Reading text:
----

Scores of writers and journalists in Turkey are in prison, whilst many more are on trial. PEN members worldwide have become increasingly concerned about what is happening to our fellow writers and restrictions on freedom of expression in Turkey.
In September 2013, some of the most prominent of these writers faced further trials as part of the Koma Civakên Kurdistan (Group of Communities in Kurdistan) (KCK) case. Some of them have been detained for almost four years pending trial, and all are facing long prison terms if they are convicted.
Respect for freedom of expression, and the right to meet peacefully to debate and exchange ideas is clearly not a high priority for the government in Turkey. This became even more apparent during the protests earlier this year following the forced dismantlement of the "Occupy Gezi" site in Istanbul's Taksim Square, which spread to cities across Turkey. Meanwhile, the exceptionally heavy sentences meted out in the Ergenekon case in early August 2013 has led to further concern about the fairness of trial conditions in Turkey, concerns that are also present in the KCK trial.

----

Material supplied:

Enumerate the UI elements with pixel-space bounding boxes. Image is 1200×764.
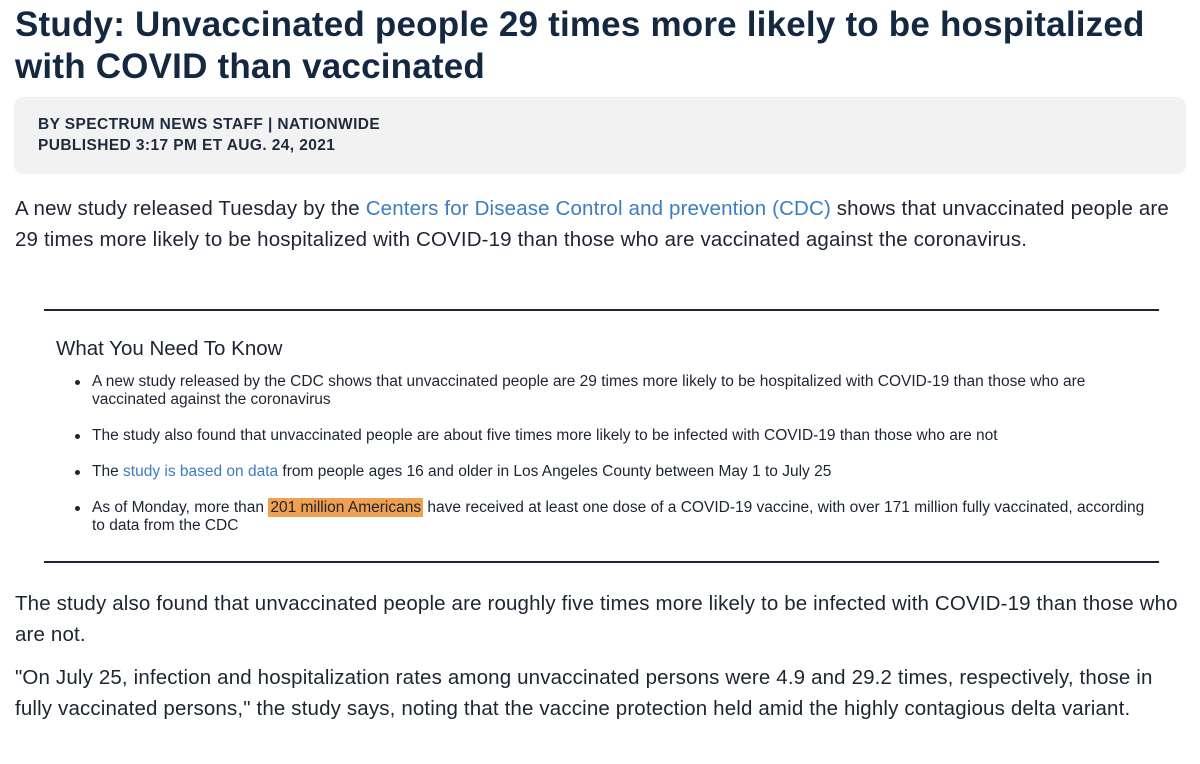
need-to-know-item: The study also found that unvaccinated p… (75, 427, 1152, 445)
need-to-know-item: The study is based on data from people a… (75, 463, 1152, 481)
need-to-know-top-divider (44, 309, 1159, 311)
byline-box: BY SPECTRUM NEWS STAFF | NATIONWIDE PUBL… (14, 97, 1186, 174)
cdc-link[interactable]: Centers for Disease Control and preventi… (365, 197, 831, 220)
need-to-know-bottom-divider (44, 561, 1159, 563)
intro-text-start: A new study released Tuesday by the (15, 197, 366, 220)
body-paragraph: The study also found that unvaccinated p… (15, 592, 1178, 646)
byline-published-date: PUBLISHED 3:17 PM ET AUG. 24, 2021 (38, 137, 336, 154)
bullet-text-end: from people ages 16 and older in Los Ang… (278, 463, 832, 480)
quote-paragraph: "On July 25, infection and hospitalizati… (15, 666, 1153, 720)
study-data-link[interactable]: study is based on data (123, 463, 279, 480)
byline-author: BY SPECTRUM NEWS STAFF | NATIONWIDE (38, 116, 381, 133)
bullet-text-start: The (92, 463, 124, 480)
need-to-know-item: A new study released by the CDC shows th… (75, 373, 1152, 409)
highlighted-text: 201 million Americans (268, 498, 424, 517)
article-headline: Study: Unvaccinated people 29 times more… (15, 5, 1145, 86)
bullet-text-end: have received at least one dose of a COV… (92, 499, 1145, 534)
bullet-text-start: As of Monday, more than (92, 499, 269, 516)
need-to-know-item: As of Monday, more than 201 million Amer… (75, 498, 1152, 535)
intro-paragraph: A new study released Tuesday by the Cent… (15, 194, 1185, 255)
intro-text-end: shows that unvaccinated people are 29 ti… (15, 197, 1169, 251)
need-to-know-heading: What You Need To Know (56, 337, 283, 360)
need-to-know-list: A new study released by the CDC shows th… (75, 373, 1152, 553)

----

Work to complete:
(A) Answer these questions using the text on imprisoned writers in Turkey:
(i) In what month and year did some of the most prominent writers face further trials in the KCK case?
(ii) In which square in Istanbul was the "Occupy Gezi" site located?
(iii) When were the exceptionally heavy sentences in the Ergenekon case handed down?
(B) Transcribe the part of the text on imprisoned writers in Turkey that opens with the words containing "Respect for freedom" and closes with "the KCK trial.".
(C) Pick up the text on imprisoned writers in Turkey at the point where it stops, and continue it.

Response list:
(A)
(i) September 2013
(ii) Taksim Square
(iii) Early August 2013

(B)
Respect for freedom of expression, and the right to meet peacefully to debate and exchange ideas is clearly not a high priority for the government in Turkey. This became even more apparent during the protests earlier this year following the forced dismantlement of the "Occupy Gezi" site in Istanbul's Taksim Square, which spread to cities across Turkey. Meanwhile, the exceptionally heavy sentences meted out in the Ergenekon case in early August 2013 has led to further concern about the fairness of trial conditions in Turkey, concerns that are also present in the KCK trial.

(C)
PEN Centres are being asked to take action for writers who faced hearings in September 2013. This paper provides an outline of the trials and suggestions for action.
PEN Centres are asked to take part in some of the activities below during September 2013. The suggested activities can be carried out by both large and small Centres. You should select activities that suit your capacity and resources. Please keep us informed of any actions you take in regard to these cases, including any responses from the Turkish authorities. Please let us know of any activities you take. Email: [email protected]
9 – 20 September
KCK Academies Hearing
PEN Cases: Busra Ersanli, Deniz and Ragip Zarakolu, Ayse Berktay and Mulazim Ozcan, Silivri, Istanbul
PEN Case: Muharrem Erbey Diyabakir
25 to 27 September
KCK Press Wing
Includes PEN case: Zeyneb Kuray Silivri, Istanbul
Letters of appeal
Letters of appeal should be sent while the September trial hearings are under way between 9 and 27 September. An update on those trial outcomes will be issued with guidance for action on further hearings.
Send letters of appeal to the Turkish authorities urging that they:
- Undertake an immediate review of all cases of writers, publishers and journalists to ensure that none is being penalized for the legitimate practice of his or her right to peaceful freedom of expression and association.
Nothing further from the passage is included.